* **STATED GOAL**: Quote all entries exactly, leaving pictures aside.

Stored entries:

——

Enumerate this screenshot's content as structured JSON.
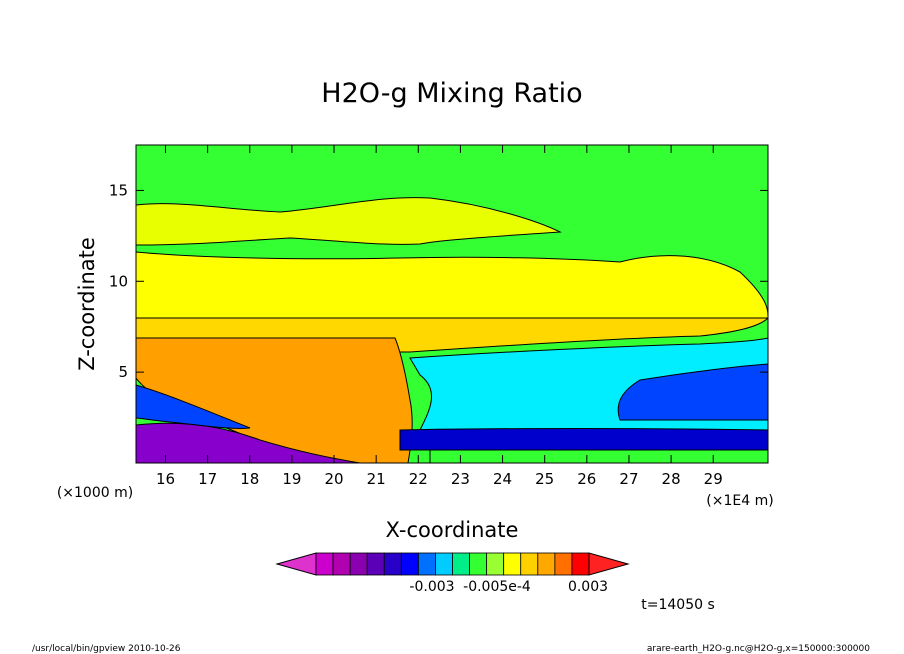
{
  "chart_data": {
    "type": "heatmap",
    "title": "H2O-g Mixing Ratio",
    "xlabel": "X-coordinate",
    "ylabel": "Z-coordinate",
    "x_unit_left": "(×1000 m)",
    "x_unit_right": "(×1E4 m)",
    "x_ticks": [
      "16",
      "17",
      "18",
      "19",
      "20",
      "21",
      "22",
      "23",
      "24",
      "25",
      "26",
      "27",
      "28",
      "29"
    ],
    "y_ticks": [
      "5",
      "10",
      "15"
    ],
    "xlim": [
      15.3,
      30.3
    ],
    "ylim": [
      0,
      17.5
    ],
    "colorbar": {
      "labels": [
        "-0.003",
        "-0.005e-4",
        "0.003"
      ],
      "colors": [
        "#cc00cc",
        "#b000b0",
        "#8a00b0",
        "#5c00b8",
        "#2800c8",
        "#0000ff",
        "#0070ff",
        "#00ccff",
        "#00ee88",
        "#33ff33",
        "#99ff33",
        "#ffff00",
        "#ffd000",
        "#ffa800",
        "#ff7000",
        "#ff0000"
      ]
    },
    "time_label": "t=14050 s",
    "regions": [
      {
        "name": "background",
        "color": "#33ff33"
      },
      {
        "name": "upper-moist-band",
        "color": "#e8ff00"
      },
      {
        "name": "upper-yellow-band",
        "color": "#ffff00"
      },
      {
        "name": "mid-yellow-band",
        "color": "#ffd800"
      },
      {
        "name": "left-orange-region",
        "color": "#ffa000"
      },
      {
        "name": "right-cyan-region",
        "color": "#00eeff"
      },
      {
        "name": "right-blue-region",
        "color": "#0044ff"
      },
      {
        "name": "lower-left-purple",
        "color": "#8800cc"
      }
    ]
  },
  "footer": {
    "left": "/usr/local/bin/gpview  2010-10-26",
    "right": "arare-earth_H2O-g.nc@H2O-g,x=150000:300000"
  }
}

——

* **RESULT FOR THIS EXERCISE**:
Enumerate this screenshot's content as structured JSON.
{
  "chart_data": {
    "type": "heatmap",
    "title": "H2O-g Mixing Ratio",
    "xlabel": "X-coordinate",
    "ylabel": "Z-coordinate",
    "x_unit_left": "(×1000 m)",
    "x_unit_right": "(×1E4 m)",
    "x_ticks": [
      "16",
      "17",
      "18",
      "19",
      "20",
      "21",
      "22",
      "23",
      "24",
      "25",
      "26",
      "27",
      "28",
      "29"
    ],
    "y_ticks": [
      "5",
      "10",
      "15"
    ],
    "xlim": [
      15.3,
      30.3
    ],
    "ylim": [
      0,
      17.5
    ],
    "colorbar": {
      "labels": [
        "-0.003",
        "-0.005e-4",
        "0.003"
      ],
      "colors": [
        "#cc00cc",
        "#b000b0",
        "#8a00b0",
        "#5c00b8",
        "#2800c8",
        "#0000ff",
        "#0070ff",
        "#00ccff",
        "#00ee88",
        "#33ff33",
        "#99ff33",
        "#ffff00",
        "#ffd000",
        "#ffa800",
        "#ff7000",
        "#ff0000"
      ]
    },
    "time_label": "t=14050 s",
    "regions": [
      {
        "name": "background",
        "color": "#33ff33"
      },
      {
        "name": "upper-moist-band",
        "color": "#e8ff00"
      },
      {
        "name": "upper-yellow-band",
        "color": "#ffff00"
      },
      {
        "name": "mid-yellow-band",
        "color": "#ffd800"
      },
      {
        "name": "left-orange-region",
        "color": "#ffa000"
      },
      {
        "name": "right-cyan-region",
        "color": "#00eeff"
      },
      {
        "name": "right-blue-region",
        "color": "#0044ff"
      },
      {
        "name": "lower-left-purple",
        "color": "#8800cc"
      }
    ]
  },
  "footer": {
    "left": "/usr/local/bin/gpview  2010-10-26",
    "right": "arare-earth_H2O-g.nc@H2O-g,x=150000:300000"
  }
}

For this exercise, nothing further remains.